TASK BRIEF ▸ Pull out every line from the listing that has the word "помещениям".
━━━ RAW RECORDS
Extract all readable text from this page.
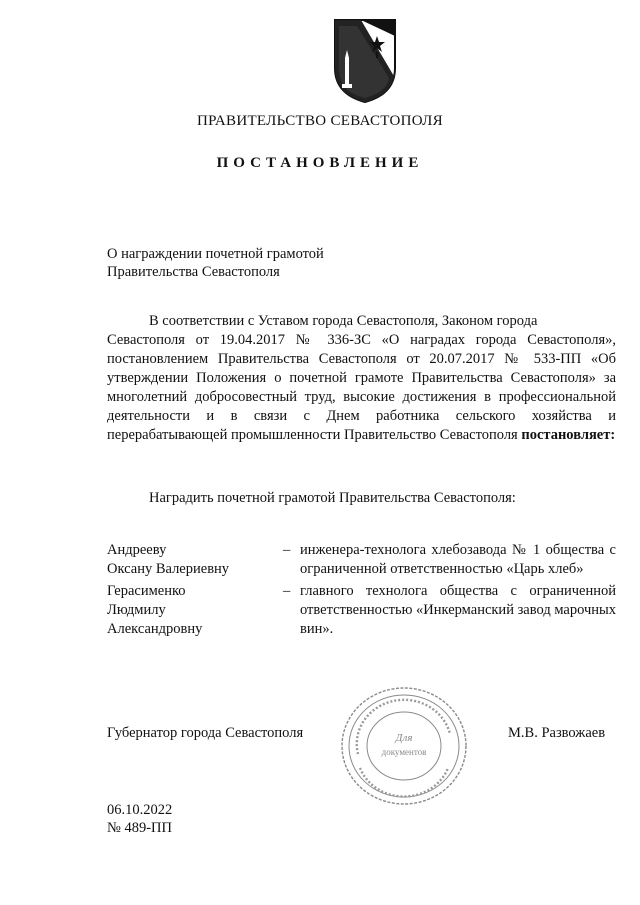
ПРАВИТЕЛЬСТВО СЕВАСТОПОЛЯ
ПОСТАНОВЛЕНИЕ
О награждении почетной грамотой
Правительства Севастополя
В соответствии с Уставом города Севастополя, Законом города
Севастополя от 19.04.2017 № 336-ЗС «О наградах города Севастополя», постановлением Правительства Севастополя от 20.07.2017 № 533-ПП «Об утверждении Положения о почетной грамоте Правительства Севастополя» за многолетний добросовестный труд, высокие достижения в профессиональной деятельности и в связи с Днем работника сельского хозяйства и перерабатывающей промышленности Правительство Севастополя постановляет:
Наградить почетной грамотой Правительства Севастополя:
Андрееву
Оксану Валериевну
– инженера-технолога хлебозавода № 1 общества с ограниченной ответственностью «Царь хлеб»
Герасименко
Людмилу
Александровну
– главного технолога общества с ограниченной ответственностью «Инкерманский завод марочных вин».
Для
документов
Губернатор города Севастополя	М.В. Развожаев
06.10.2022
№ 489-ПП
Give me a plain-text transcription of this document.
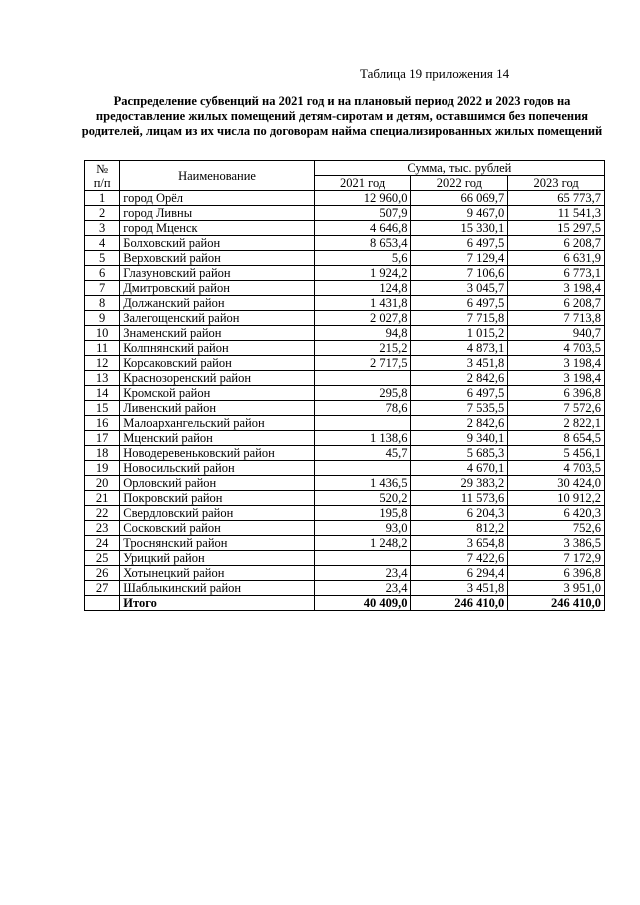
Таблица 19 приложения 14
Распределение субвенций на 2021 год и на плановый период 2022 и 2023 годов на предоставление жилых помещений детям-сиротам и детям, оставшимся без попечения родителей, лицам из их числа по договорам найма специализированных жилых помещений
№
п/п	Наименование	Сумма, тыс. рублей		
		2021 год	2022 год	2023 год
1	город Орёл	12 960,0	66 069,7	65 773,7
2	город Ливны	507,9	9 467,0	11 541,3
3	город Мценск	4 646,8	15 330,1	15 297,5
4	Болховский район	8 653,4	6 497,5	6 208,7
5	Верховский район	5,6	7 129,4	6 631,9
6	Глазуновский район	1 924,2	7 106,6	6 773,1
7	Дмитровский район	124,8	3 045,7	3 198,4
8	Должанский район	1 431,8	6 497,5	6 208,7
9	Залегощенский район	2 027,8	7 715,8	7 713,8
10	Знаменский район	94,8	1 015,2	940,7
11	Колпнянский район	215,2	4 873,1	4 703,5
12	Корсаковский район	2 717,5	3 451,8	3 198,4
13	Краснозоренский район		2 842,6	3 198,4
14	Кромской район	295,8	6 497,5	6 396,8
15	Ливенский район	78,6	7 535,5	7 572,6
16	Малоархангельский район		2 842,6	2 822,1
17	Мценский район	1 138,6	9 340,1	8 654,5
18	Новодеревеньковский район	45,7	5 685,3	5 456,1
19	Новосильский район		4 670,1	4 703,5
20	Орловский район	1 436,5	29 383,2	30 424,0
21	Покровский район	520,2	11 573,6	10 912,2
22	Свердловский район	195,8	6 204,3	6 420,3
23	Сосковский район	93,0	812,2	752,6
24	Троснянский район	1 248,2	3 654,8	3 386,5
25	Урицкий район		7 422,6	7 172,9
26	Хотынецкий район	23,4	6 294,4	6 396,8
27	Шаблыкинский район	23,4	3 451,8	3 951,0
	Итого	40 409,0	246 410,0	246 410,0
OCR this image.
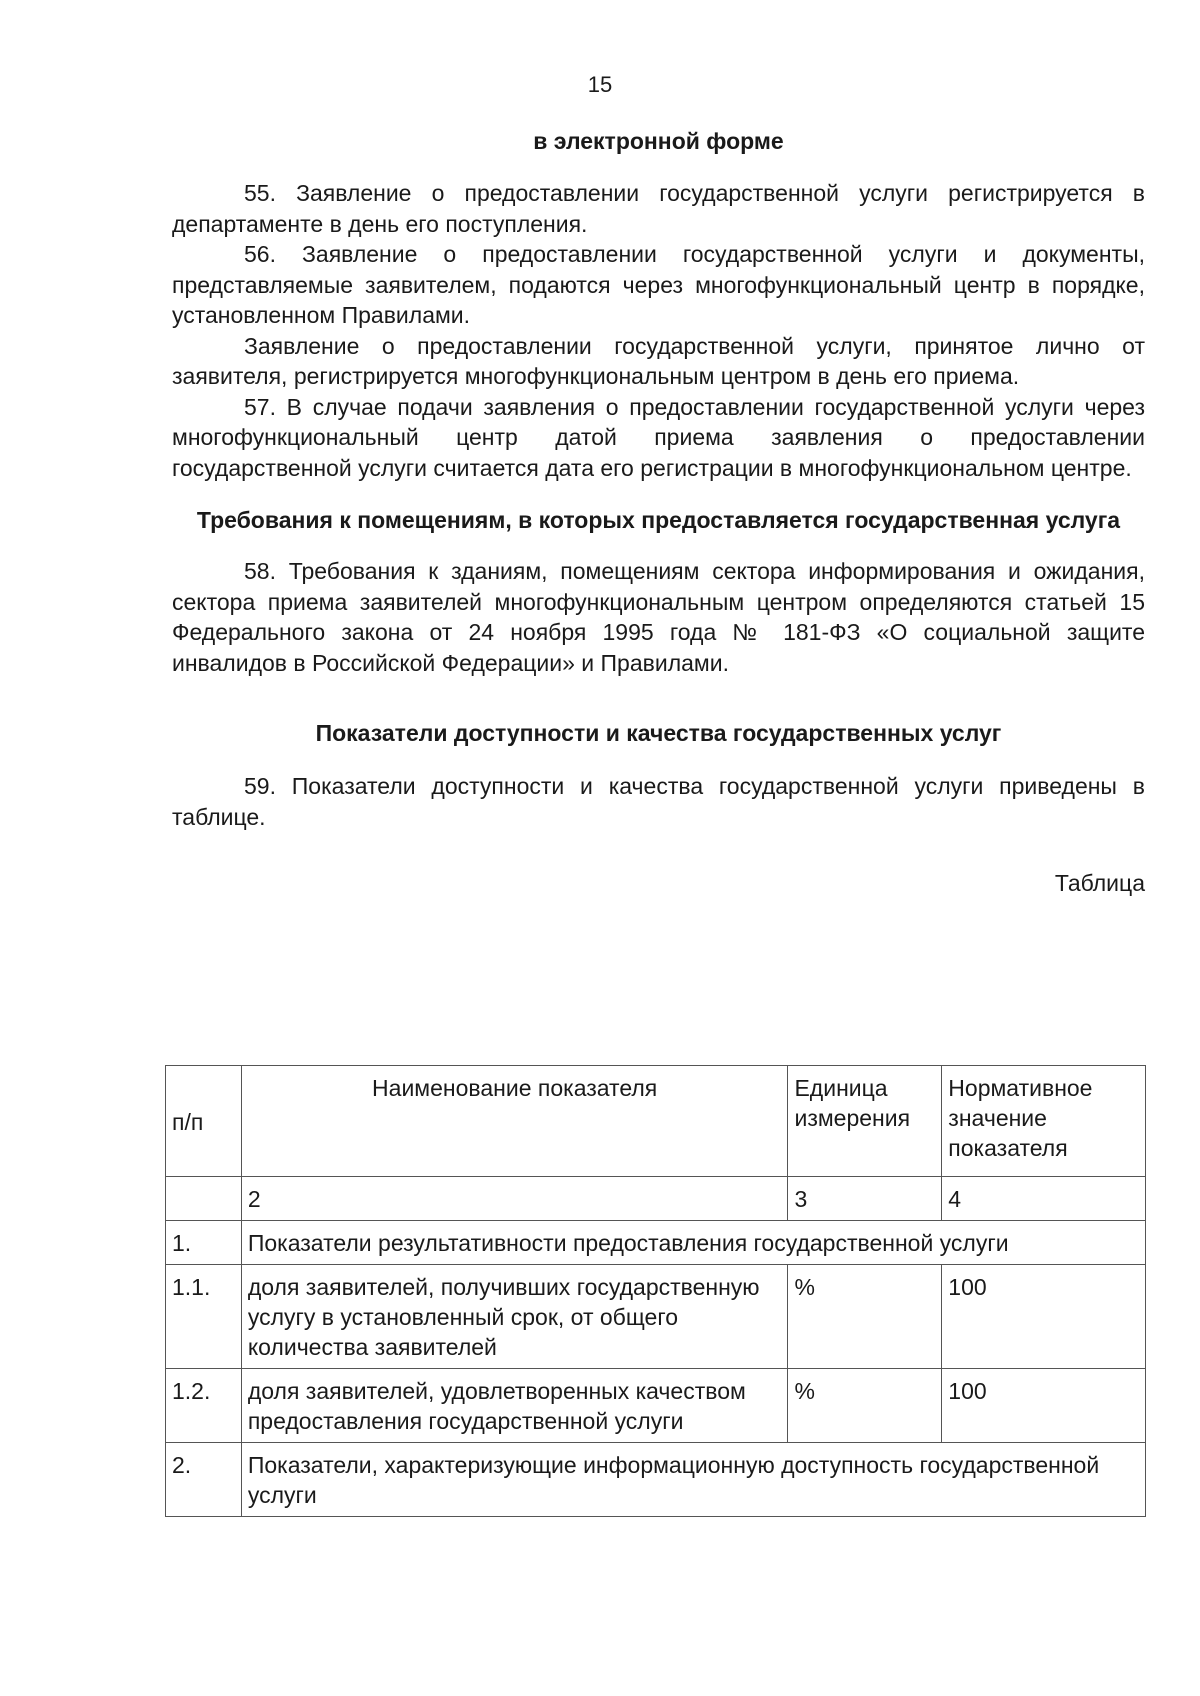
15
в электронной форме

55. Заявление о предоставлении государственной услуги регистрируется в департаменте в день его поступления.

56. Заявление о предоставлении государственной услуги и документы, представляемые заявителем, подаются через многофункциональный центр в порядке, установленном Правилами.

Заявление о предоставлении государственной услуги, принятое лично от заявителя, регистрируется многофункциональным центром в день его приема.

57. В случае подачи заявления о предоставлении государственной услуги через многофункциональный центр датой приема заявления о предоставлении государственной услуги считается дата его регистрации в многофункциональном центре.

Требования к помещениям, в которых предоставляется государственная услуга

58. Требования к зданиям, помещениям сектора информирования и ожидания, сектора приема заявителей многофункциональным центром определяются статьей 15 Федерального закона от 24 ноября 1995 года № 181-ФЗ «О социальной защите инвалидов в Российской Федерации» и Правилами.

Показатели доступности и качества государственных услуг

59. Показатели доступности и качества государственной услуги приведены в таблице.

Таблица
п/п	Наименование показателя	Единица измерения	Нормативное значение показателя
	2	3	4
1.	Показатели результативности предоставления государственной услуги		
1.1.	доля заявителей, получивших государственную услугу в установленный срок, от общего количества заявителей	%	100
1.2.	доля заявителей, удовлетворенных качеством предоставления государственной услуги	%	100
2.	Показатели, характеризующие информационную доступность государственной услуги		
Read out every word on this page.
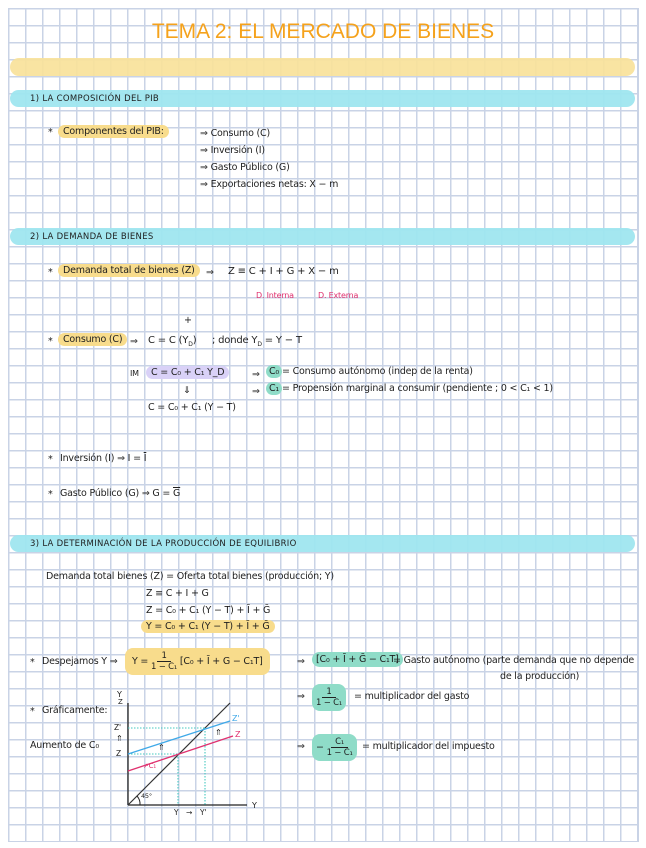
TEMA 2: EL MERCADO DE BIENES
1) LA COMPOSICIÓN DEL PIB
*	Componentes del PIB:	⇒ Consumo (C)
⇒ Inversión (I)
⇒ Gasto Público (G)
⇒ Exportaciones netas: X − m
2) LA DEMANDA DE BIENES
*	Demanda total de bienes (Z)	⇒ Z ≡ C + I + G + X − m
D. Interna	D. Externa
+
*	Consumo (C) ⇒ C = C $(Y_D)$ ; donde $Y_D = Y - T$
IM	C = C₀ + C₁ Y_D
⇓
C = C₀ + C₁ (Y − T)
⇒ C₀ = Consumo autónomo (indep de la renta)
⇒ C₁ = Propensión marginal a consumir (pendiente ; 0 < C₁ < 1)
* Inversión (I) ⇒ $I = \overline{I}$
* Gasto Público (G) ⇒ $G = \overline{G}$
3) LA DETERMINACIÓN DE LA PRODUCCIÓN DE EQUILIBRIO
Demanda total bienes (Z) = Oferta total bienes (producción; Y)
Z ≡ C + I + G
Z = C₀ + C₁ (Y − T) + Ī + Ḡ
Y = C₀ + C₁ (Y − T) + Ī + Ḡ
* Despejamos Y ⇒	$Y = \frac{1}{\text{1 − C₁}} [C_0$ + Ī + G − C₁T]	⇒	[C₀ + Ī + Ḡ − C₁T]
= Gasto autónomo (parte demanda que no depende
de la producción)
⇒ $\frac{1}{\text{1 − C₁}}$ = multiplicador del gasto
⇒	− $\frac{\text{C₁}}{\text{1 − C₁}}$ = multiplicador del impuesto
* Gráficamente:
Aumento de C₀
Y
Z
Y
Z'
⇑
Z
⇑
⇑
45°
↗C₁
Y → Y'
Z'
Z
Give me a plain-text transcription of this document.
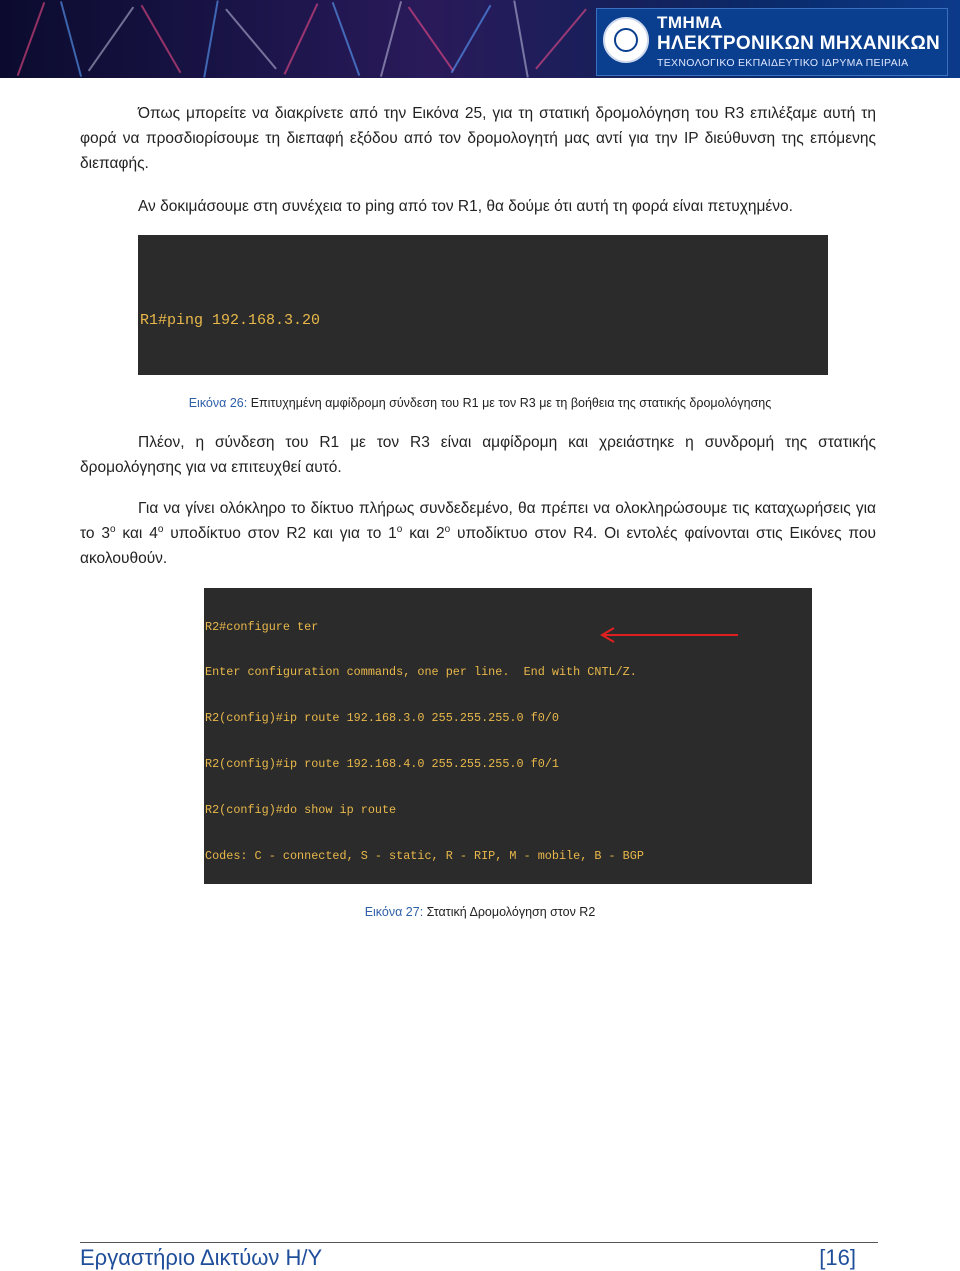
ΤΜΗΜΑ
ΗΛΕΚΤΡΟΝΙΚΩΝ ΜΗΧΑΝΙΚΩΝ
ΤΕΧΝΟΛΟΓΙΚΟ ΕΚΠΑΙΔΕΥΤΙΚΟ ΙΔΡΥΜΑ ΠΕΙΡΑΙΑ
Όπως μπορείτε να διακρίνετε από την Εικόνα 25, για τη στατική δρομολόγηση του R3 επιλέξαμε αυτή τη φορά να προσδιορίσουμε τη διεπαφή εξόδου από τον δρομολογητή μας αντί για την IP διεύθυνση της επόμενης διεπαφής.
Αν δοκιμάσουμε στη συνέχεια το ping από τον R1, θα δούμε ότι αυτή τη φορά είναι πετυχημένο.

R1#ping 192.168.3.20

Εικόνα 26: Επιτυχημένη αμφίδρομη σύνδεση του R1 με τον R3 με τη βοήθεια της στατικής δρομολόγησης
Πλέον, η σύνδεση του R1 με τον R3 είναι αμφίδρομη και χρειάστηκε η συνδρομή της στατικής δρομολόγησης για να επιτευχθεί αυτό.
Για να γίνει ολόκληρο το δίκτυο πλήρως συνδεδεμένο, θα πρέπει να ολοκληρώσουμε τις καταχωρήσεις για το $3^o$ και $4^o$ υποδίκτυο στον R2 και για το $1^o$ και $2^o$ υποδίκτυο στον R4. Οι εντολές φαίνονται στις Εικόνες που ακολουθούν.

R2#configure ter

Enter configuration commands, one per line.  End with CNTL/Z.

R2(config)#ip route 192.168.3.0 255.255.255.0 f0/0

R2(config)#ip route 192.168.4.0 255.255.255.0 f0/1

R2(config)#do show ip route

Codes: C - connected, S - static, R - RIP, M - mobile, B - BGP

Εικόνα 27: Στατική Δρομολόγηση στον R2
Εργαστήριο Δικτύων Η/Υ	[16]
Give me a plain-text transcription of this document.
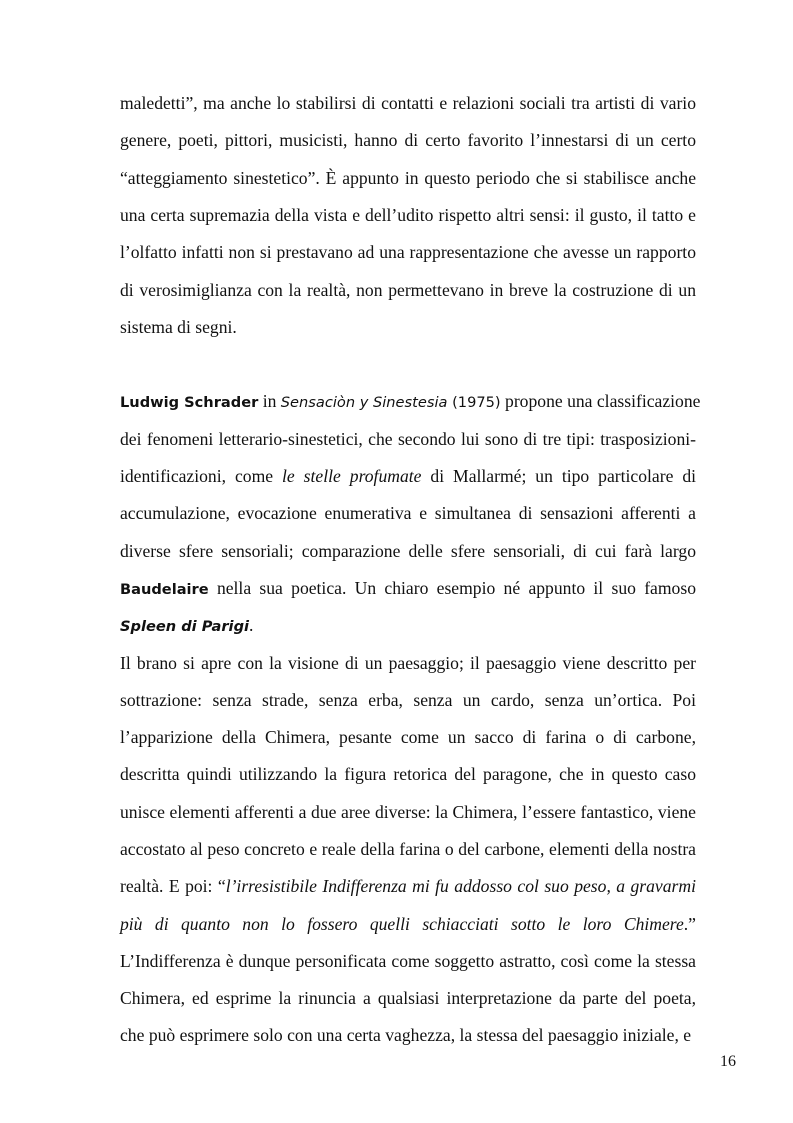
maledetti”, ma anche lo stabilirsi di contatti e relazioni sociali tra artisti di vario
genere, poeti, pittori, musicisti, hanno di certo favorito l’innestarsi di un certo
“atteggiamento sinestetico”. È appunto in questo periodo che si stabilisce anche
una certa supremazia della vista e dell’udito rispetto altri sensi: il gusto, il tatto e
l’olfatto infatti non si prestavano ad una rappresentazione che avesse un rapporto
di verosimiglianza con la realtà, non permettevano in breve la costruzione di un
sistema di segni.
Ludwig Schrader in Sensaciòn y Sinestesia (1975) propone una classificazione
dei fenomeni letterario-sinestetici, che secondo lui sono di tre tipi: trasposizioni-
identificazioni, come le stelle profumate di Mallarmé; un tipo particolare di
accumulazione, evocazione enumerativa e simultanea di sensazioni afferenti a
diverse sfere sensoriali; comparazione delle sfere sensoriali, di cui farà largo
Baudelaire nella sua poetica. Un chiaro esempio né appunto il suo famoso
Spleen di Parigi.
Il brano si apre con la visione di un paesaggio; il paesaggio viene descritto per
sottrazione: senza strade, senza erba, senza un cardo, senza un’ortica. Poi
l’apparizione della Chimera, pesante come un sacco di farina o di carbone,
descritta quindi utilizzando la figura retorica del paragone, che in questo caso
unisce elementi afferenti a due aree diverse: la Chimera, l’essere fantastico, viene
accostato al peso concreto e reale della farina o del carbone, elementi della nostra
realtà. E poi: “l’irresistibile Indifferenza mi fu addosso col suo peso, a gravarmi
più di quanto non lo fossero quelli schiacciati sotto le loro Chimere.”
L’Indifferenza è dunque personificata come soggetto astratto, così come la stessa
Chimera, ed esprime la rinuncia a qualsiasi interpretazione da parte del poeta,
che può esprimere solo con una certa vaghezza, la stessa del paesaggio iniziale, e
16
━━━━━━
THE REPLY ▸
Требования к помещениям, в которых предоставляется государственная услуга
58. Требования к зданиям, помещениям сектора информирования и ожидания, сектора приема заявителей многофункциональным центром определяются статьей 15 Федерального закона от 24 ноября 1995 года № 181-ФЗ «О социальной защите инвалидов в Российской Федерации» и Правилами.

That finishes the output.